■ **Work required**
Drop every picture, then transcribe the remaining data exactly.

■ **Given entries**

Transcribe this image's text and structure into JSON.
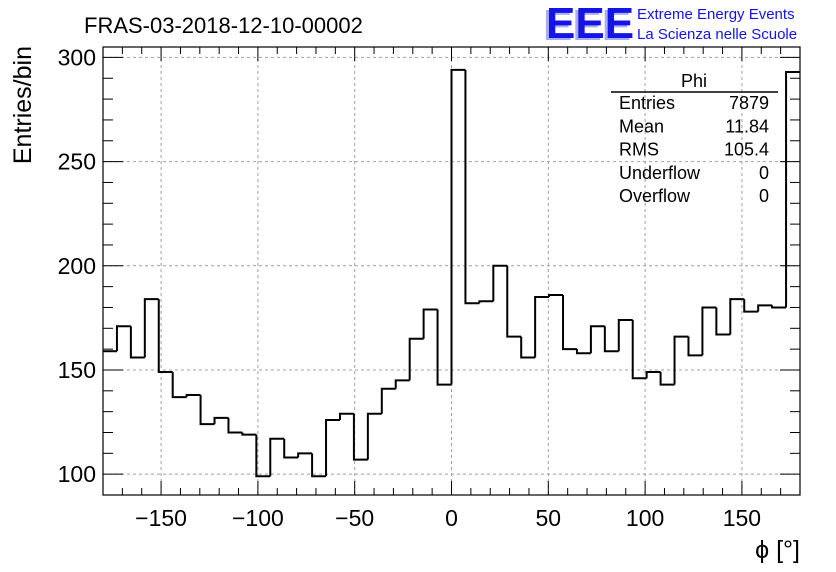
{
  "chart_data": {
    "type": "bar",
    "style": "step-histogram",
    "title": "FRAS-03-2018-12-10-00002",
    "xlabel": "ϕ [°]",
    "ylabel": "Entries/bin",
    "xlim": [
      -180,
      180
    ],
    "ylim": [
      90,
      305
    ],
    "grid": true,
    "bin_width": 7.2,
    "x_ticks": [
      -150,
      -100,
      -50,
      0,
      50,
      100,
      150
    ],
    "x_tick_labels": [
      "−150",
      "−100",
      "−50",
      "0",
      "50",
      "100",
      "150"
    ],
    "y_ticks": [
      100,
      150,
      200,
      250,
      300
    ],
    "y_tick_labels": [
      "100",
      "150",
      "200",
      "250",
      "300"
    ],
    "bin_edges_start": -180,
    "values": [
      159,
      171,
      156,
      184,
      149,
      137,
      138,
      124,
      127,
      120,
      119,
      99,
      117,
      108,
      110,
      99,
      126,
      129,
      107,
      129,
      141,
      145,
      165,
      179,
      143,
      294,
      182,
      183,
      200,
      166,
      156,
      185,
      186,
      160,
      158,
      171,
      159,
      174,
      146,
      149,
      143,
      166,
      157,
      180,
      167,
      184,
      178,
      181,
      180,
      293
    ],
    "stats_box": {
      "name": "Phi",
      "rows": [
        {
          "label": "Entries",
          "value": "7879"
        },
        {
          "label": "Mean",
          "value": "11.84"
        },
        {
          "label": "RMS",
          "value": "105.4"
        },
        {
          "label": "Underflow",
          "value": "0"
        },
        {
          "label": "Overflow",
          "value": "0"
        }
      ]
    }
  },
  "logo": {
    "mark": "EEE",
    "line1": "Extreme Energy Events",
    "line2": "La Scienza nelle Scuole",
    "color": "#1414e6"
  },
  "colors": {
    "line": "#000000",
    "grid": "#a0a0a0"
  }
}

■ **Final result**
Transcribe this image's text and structure into JSON.
{
  "chart_data": {
    "type": "bar",
    "style": "step-histogram",
    "title": "FRAS-03-2018-12-10-00002",
    "xlabel": "ϕ [°]",
    "ylabel": "Entries/bin",
    "xlim": [
      -180,
      180
    ],
    "ylim": [
      90,
      305
    ],
    "grid": true,
    "bin_width": 7.2,
    "x_ticks": [
      -150,
      -100,
      -50,
      0,
      50,
      100,
      150
    ],
    "x_tick_labels": [
      "−150",
      "−100",
      "−50",
      "0",
      "50",
      "100",
      "150"
    ],
    "y_ticks": [
      100,
      150,
      200,
      250,
      300
    ],
    "y_tick_labels": [
      "100",
      "150",
      "200",
      "250",
      "300"
    ],
    "bin_edges_start": -180,
    "values": [
      159,
      171,
      156,
      184,
      149,
      137,
      138,
      124,
      127,
      120,
      119,
      99,
      117,
      108,
      110,
      99,
      126,
      129,
      107,
      129,
      141,
      145,
      165,
      179,
      143,
      294,
      182,
      183,
      200,
      166,
      156,
      185,
      186,
      160,
      158,
      171,
      159,
      174,
      146,
      149,
      143,
      166,
      157,
      180,
      167,
      184,
      178,
      181,
      180,
      293
    ],
    "stats_box": {
      "name": "Phi",
      "rows": [
        {
          "label": "Entries",
          "value": "7879"
        },
        {
          "label": "Mean",
          "value": "11.84"
        },
        {
          "label": "RMS",
          "value": "105.4"
        },
        {
          "label": "Underflow",
          "value": "0"
        },
        {
          "label": "Overflow",
          "value": "0"
        }
      ]
    }
  },
  "logo": {
    "mark": "EEE",
    "line1": "Extreme Energy Events",
    "line2": "La Scienza nelle Scuole",
    "color": "#1414e6"
  },
  "colors": {
    "line": "#000000",
    "grid": "#a0a0a0"
  }
}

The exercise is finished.